Data records
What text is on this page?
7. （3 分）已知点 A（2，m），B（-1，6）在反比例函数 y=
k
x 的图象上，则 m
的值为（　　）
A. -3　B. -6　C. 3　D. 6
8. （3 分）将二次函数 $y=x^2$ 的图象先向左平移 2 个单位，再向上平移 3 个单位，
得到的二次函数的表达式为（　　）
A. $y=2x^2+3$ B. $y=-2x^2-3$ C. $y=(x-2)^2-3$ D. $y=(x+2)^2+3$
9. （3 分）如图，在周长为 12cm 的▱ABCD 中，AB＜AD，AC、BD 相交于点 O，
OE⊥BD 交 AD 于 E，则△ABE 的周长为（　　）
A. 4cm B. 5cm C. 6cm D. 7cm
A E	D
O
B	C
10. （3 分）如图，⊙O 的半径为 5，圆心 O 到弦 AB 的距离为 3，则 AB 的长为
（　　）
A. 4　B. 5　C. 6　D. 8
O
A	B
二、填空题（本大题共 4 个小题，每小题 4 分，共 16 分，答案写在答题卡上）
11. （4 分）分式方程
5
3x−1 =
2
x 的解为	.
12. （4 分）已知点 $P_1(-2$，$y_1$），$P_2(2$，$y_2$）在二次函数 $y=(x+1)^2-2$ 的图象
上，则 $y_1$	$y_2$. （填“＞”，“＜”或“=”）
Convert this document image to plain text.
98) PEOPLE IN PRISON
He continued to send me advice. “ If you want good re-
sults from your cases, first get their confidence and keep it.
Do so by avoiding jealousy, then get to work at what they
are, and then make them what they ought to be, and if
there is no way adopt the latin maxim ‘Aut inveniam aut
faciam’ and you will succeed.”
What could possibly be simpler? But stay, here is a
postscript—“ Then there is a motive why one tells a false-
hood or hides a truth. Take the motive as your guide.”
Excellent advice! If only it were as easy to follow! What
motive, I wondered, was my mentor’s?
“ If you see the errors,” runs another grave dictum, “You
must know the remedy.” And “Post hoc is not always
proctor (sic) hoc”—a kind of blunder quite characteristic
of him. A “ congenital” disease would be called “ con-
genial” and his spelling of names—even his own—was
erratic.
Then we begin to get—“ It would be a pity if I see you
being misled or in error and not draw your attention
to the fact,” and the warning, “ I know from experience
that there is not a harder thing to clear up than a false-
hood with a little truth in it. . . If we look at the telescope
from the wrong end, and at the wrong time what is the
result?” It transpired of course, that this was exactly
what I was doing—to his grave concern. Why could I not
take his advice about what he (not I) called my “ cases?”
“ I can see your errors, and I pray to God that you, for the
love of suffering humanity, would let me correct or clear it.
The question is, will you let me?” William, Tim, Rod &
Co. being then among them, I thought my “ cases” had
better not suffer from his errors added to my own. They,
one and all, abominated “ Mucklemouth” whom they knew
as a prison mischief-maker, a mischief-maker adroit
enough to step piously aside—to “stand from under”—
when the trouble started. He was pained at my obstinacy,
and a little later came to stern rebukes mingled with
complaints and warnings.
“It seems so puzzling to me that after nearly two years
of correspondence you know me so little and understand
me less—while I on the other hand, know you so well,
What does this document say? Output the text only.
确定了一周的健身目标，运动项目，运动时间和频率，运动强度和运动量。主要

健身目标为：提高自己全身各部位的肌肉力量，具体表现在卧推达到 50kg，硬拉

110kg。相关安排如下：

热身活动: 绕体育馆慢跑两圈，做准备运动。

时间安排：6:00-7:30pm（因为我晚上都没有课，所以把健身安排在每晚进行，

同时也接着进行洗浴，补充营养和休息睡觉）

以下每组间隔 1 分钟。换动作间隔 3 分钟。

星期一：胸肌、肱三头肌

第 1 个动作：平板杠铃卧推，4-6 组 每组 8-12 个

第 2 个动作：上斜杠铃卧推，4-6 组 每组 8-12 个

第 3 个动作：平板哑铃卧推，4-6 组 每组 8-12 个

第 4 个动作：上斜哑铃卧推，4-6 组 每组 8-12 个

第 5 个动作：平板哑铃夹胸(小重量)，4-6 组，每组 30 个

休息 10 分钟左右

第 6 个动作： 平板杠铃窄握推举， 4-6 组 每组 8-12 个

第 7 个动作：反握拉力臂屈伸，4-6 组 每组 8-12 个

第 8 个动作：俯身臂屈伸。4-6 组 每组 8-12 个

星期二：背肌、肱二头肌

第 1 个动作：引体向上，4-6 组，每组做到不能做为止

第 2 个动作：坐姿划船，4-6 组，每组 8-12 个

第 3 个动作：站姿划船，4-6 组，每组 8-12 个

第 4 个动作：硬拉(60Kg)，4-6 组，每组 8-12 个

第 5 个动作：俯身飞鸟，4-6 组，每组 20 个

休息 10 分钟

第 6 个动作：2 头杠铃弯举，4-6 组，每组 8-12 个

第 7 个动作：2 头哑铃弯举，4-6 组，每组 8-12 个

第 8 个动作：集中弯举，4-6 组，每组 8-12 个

▶ Instructions for the task:
Which lines contain the word "cases"? Copy each one.

▶ Task result:
sults from your cases, first get their confidence and keep it.
take his advice about what he (not I) called my “ cases?”
Co. being then among them, I thought my “ cases” had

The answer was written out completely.